Excerpts from a figure dataset
════════════════

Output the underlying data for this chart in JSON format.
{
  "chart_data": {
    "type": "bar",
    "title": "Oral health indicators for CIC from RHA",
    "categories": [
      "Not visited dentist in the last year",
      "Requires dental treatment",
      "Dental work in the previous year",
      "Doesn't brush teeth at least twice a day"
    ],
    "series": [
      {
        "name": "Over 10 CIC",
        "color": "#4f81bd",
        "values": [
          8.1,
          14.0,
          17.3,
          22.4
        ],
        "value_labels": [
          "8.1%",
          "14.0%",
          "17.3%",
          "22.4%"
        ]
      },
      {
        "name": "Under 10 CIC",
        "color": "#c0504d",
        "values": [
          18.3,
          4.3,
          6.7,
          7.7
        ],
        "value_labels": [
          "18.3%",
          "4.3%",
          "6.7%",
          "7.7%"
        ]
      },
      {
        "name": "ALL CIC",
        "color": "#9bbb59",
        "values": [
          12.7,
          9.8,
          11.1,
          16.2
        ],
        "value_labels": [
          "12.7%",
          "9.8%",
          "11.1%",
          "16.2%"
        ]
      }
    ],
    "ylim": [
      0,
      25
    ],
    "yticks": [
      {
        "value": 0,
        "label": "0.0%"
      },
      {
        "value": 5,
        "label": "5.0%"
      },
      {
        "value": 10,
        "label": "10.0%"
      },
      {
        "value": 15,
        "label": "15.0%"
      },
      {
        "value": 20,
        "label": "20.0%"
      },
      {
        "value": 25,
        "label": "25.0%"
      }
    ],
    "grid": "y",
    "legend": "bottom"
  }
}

════════════════

• [Task objective] Copy each line holding the word "year" from the listing above.

• [Exercise solution]
      "Not visited dentist in the last year",
      "Dental work in the previous year",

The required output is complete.